Problem to work on - Faithfully return all lines, omitting every embedded picture.

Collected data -
---+---
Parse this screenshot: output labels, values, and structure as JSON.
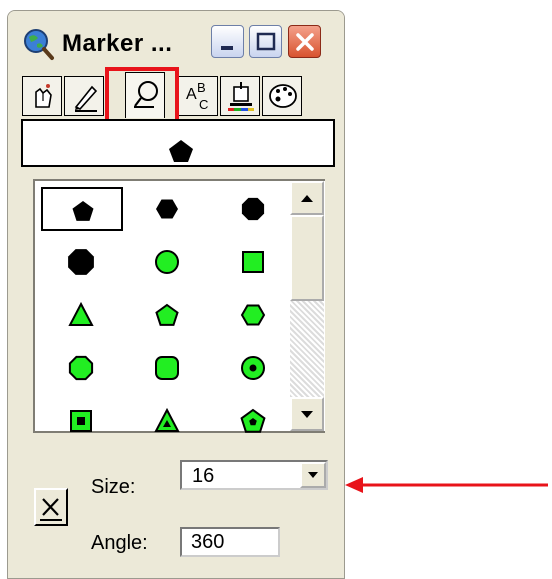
{
  "window": {
    "title": "Marker ...",
    "icon": "globe-magnifier-icon"
  },
  "titlebar_buttons": [
    "minimize-icon",
    "maximize-icon",
    "close-icon"
  ],
  "tabs": [
    {
      "icon": "pointer-edit-icon",
      "active": false
    },
    {
      "icon": "pencil-icon",
      "active": false
    },
    {
      "icon": "marker-icon",
      "active": true
    },
    {
      "icon": "text-abc-icon",
      "active": false
    },
    {
      "icon": "fill-bucket-icon",
      "active": false
    },
    {
      "icon": "palette-icon",
      "active": false
    }
  ],
  "preview": {
    "shape": "pentagon",
    "color": "#000000"
  },
  "markers": [
    {
      "shape": "pentagon",
      "fill": "#000000",
      "selected": true
    },
    {
      "shape": "hexagon",
      "fill": "#000000"
    },
    {
      "shape": "octagon",
      "fill": "#000000"
    },
    {
      "shape": "octagon-large",
      "fill": "#000000"
    },
    {
      "shape": "circle",
      "fill": "#22ee22"
    },
    {
      "shape": "square",
      "fill": "#22ee22"
    },
    {
      "shape": "triangle",
      "fill": "#22ee22"
    },
    {
      "shape": "pentagon",
      "fill": "#22ee22"
    },
    {
      "shape": "hexagon",
      "fill": "#22ee22"
    },
    {
      "shape": "octagon",
      "fill": "#22ee22"
    },
    {
      "shape": "rounded-square",
      "fill": "#22ee22"
    },
    {
      "shape": "circle-dot",
      "fill": "#22ee22"
    },
    {
      "shape": "square-dot",
      "fill": "#22ee22"
    },
    {
      "shape": "triangle-dot",
      "fill": "#22ee22"
    },
    {
      "shape": "pentagon-dot",
      "fill": "#22ee22"
    }
  ],
  "controls": {
    "size_label": "Size:",
    "size_value": "16",
    "angle_label": "Angle:",
    "angle_value": "360",
    "reset_icon": "x-reset-icon"
  },
  "colors": {
    "marker_green": "#22ee22",
    "highlight_red": "#e8131a",
    "window_bg": "#ece9d8"
  }
}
---+---
Answer to this exercise -
Parse this screenshot: output labels, values, and structure as JSON.
{
  "window": {
    "title": "Marker ...",
    "icon": "globe-magnifier-icon"
  },
  "titlebar_buttons": [
    "minimize-icon",
    "maximize-icon",
    "close-icon"
  ],
  "tabs": [
    {
      "icon": "pointer-edit-icon",
      "active": false
    },
    {
      "icon": "pencil-icon",
      "active": false
    },
    {
      "icon": "marker-icon",
      "active": true
    },
    {
      "icon": "text-abc-icon",
      "active": false
    },
    {
      "icon": "fill-bucket-icon",
      "active": false
    },
    {
      "icon": "palette-icon",
      "active": false
    }
  ],
  "preview": {
    "shape": "pentagon",
    "color": "#000000"
  },
  "markers": [
    {
      "shape": "pentagon",
      "fill": "#000000",
      "selected": true
    },
    {
      "shape": "hexagon",
      "fill": "#000000"
    },
    {
      "shape": "octagon",
      "fill": "#000000"
    },
    {
      "shape": "octagon-large",
      "fill": "#000000"
    },
    {
      "shape": "circle",
      "fill": "#22ee22"
    },
    {
      "shape": "square",
      "fill": "#22ee22"
    },
    {
      "shape": "triangle",
      "fill": "#22ee22"
    },
    {
      "shape": "pentagon",
      "fill": "#22ee22"
    },
    {
      "shape": "hexagon",
      "fill": "#22ee22"
    },
    {
      "shape": "octagon",
      "fill": "#22ee22"
    },
    {
      "shape": "rounded-square",
      "fill": "#22ee22"
    },
    {
      "shape": "circle-dot",
      "fill": "#22ee22"
    },
    {
      "shape": "square-dot",
      "fill": "#22ee22"
    },
    {
      "shape": "triangle-dot",
      "fill": "#22ee22"
    },
    {
      "shape": "pentagon-dot",
      "fill": "#22ee22"
    }
  ],
  "controls": {
    "size_label": "Size:",
    "size_value": "16",
    "angle_label": "Angle:",
    "angle_value": "360",
    "reset_icon": "x-reset-icon"
  },
  "colors": {
    "marker_green": "#22ee22",
    "highlight_red": "#e8131a",
    "window_bg": "#ece9d8"
  }
}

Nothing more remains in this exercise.